*What to work on*
Scan the lines and state how many carry "note". Leave out everything but the number.

___ Data for processing ___

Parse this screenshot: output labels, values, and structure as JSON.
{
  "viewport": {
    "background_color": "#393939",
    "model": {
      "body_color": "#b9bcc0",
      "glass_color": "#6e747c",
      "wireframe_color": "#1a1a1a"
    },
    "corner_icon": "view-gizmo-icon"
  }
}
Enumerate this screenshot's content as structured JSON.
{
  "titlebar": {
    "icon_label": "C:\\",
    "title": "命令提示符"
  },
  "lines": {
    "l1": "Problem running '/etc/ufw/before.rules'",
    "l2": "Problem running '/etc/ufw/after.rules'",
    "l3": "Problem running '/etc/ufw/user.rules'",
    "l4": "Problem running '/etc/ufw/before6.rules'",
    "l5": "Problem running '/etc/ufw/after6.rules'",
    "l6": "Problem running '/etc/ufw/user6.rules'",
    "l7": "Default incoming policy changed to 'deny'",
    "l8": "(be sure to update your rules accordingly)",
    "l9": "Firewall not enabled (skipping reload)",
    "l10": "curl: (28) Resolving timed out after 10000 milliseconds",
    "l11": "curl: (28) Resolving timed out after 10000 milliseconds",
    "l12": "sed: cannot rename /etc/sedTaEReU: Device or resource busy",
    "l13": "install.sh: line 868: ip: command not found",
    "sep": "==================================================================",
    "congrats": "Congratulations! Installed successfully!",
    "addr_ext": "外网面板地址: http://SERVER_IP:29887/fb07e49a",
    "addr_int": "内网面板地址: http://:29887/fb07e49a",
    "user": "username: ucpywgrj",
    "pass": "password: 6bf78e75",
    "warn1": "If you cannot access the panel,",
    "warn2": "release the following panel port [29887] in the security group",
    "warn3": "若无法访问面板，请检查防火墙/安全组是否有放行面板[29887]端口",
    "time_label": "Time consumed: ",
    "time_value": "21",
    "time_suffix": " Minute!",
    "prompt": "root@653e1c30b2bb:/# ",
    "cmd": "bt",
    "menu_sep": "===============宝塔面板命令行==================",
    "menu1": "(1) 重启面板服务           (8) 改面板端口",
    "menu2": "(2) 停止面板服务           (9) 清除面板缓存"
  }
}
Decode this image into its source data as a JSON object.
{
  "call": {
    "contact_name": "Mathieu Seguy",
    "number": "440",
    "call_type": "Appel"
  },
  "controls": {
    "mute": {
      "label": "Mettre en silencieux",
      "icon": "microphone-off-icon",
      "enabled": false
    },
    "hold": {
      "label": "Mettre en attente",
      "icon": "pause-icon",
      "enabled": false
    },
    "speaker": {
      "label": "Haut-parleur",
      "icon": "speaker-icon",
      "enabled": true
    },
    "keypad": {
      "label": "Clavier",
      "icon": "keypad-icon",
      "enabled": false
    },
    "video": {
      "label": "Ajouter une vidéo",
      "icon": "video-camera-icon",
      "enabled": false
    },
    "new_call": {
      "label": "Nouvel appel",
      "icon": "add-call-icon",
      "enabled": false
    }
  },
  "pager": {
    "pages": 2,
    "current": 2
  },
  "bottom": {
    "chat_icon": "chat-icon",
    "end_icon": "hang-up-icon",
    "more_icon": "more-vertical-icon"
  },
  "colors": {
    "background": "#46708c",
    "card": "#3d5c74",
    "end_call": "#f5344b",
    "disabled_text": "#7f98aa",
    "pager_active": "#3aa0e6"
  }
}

___
___ Data for processing ___

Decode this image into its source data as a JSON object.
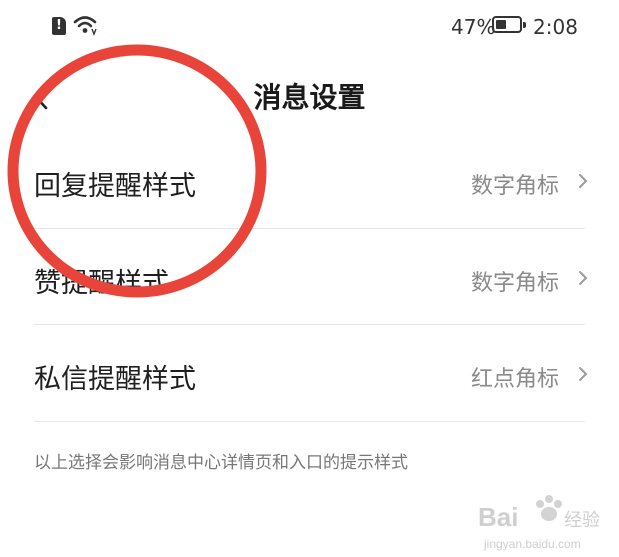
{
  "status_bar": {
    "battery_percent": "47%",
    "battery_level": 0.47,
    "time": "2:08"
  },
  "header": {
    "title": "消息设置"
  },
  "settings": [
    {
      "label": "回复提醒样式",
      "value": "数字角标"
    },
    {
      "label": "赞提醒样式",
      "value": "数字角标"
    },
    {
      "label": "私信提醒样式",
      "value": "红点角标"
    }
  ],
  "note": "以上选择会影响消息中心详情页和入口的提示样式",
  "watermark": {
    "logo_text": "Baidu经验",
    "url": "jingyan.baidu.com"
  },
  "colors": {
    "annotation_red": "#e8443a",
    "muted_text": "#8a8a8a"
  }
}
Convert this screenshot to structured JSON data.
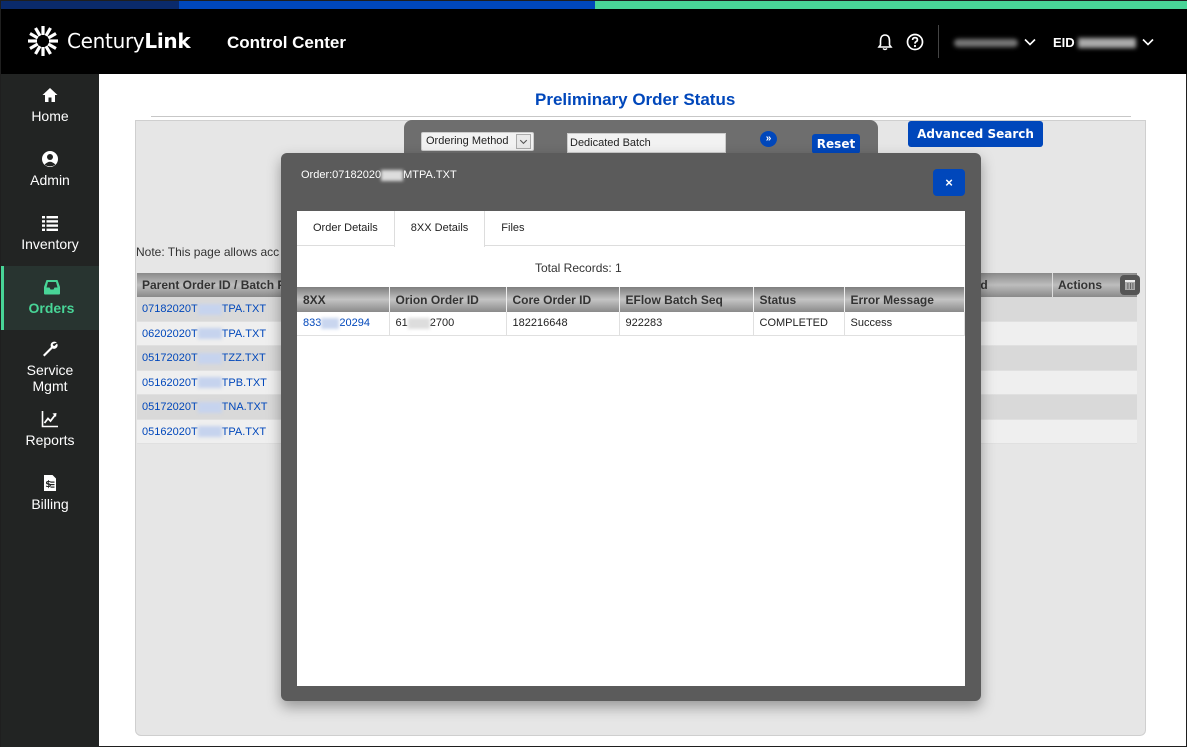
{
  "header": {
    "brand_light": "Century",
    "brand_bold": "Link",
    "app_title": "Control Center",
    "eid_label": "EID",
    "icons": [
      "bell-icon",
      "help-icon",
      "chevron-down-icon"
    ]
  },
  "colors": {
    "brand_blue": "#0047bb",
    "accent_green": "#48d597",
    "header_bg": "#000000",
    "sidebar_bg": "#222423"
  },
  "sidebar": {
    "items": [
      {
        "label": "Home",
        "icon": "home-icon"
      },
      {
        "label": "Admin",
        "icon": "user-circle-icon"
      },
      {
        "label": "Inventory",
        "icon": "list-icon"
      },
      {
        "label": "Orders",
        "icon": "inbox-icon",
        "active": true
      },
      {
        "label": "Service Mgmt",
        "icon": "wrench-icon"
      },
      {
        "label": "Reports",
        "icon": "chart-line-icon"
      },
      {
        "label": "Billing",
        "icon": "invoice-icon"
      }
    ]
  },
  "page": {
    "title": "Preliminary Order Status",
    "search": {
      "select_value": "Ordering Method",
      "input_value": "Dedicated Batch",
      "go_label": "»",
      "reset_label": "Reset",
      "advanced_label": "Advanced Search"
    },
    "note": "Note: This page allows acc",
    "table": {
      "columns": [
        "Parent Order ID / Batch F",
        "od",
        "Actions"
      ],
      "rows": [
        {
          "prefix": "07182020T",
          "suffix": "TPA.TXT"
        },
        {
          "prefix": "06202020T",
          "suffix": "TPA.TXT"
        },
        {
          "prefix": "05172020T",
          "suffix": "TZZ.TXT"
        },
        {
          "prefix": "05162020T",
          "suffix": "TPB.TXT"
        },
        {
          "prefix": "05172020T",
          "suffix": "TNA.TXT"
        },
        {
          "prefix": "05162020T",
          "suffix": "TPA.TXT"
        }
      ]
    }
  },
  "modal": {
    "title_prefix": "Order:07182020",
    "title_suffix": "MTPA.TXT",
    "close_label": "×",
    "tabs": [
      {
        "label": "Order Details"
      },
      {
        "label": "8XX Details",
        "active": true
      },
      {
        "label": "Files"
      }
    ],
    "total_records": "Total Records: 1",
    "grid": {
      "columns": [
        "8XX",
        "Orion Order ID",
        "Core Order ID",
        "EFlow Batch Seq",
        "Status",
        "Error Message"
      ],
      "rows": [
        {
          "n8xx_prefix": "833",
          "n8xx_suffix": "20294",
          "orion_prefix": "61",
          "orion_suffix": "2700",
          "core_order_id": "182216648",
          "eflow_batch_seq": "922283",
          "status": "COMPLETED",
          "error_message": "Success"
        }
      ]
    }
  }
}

___

*Task result*
2